Data entries:
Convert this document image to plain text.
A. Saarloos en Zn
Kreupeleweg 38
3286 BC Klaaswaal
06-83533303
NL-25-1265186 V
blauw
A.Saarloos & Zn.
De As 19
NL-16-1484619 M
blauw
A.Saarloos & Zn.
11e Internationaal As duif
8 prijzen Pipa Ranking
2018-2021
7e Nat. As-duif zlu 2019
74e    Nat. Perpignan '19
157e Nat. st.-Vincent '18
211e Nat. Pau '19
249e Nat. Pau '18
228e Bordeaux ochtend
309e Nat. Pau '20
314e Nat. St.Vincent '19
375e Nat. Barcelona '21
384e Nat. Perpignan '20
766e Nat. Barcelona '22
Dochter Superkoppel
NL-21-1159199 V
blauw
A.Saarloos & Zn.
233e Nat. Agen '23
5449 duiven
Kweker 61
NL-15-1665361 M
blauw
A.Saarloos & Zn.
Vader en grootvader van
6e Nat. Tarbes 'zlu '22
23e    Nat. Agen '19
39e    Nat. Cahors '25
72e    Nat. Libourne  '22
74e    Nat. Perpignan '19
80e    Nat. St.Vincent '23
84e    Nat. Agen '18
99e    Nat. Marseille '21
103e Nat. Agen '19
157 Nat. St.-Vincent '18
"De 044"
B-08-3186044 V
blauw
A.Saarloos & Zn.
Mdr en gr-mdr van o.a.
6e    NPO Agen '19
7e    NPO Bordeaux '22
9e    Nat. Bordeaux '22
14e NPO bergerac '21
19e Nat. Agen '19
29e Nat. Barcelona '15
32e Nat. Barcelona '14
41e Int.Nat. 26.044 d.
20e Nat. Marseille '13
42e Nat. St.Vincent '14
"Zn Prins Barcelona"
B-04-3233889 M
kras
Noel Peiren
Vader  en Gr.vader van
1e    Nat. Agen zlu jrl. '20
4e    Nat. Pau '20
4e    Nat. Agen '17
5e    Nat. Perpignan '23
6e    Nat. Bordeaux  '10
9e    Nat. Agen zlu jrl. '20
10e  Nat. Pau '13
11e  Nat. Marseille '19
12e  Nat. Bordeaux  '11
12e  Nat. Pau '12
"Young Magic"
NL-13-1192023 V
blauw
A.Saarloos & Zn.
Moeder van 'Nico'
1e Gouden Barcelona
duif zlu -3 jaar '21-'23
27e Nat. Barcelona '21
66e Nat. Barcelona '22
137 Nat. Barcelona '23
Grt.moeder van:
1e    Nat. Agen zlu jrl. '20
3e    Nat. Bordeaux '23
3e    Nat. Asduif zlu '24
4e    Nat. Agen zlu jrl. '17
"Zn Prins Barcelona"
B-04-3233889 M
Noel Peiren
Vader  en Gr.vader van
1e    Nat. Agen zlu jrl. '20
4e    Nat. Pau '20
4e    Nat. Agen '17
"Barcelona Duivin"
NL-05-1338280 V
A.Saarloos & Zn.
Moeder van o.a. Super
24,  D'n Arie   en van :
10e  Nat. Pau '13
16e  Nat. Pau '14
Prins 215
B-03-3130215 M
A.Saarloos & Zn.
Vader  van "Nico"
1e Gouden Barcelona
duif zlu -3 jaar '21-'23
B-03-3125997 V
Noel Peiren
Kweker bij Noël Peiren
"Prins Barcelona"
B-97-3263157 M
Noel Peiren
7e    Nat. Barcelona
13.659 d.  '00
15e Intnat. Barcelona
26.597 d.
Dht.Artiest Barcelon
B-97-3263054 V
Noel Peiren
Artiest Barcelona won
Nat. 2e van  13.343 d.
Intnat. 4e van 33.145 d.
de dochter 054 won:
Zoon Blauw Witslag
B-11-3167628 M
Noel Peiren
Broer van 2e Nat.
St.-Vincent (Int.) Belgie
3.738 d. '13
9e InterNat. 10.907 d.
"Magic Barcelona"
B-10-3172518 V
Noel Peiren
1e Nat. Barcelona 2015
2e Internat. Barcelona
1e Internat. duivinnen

What is being asked: Find the word "Vader" in the material, then list each line that holds it.

Complete answer:
Vader en grootvader van
Vader  en Gr.vader van
Vader  en Gr.vader van
Vader  van "Nico"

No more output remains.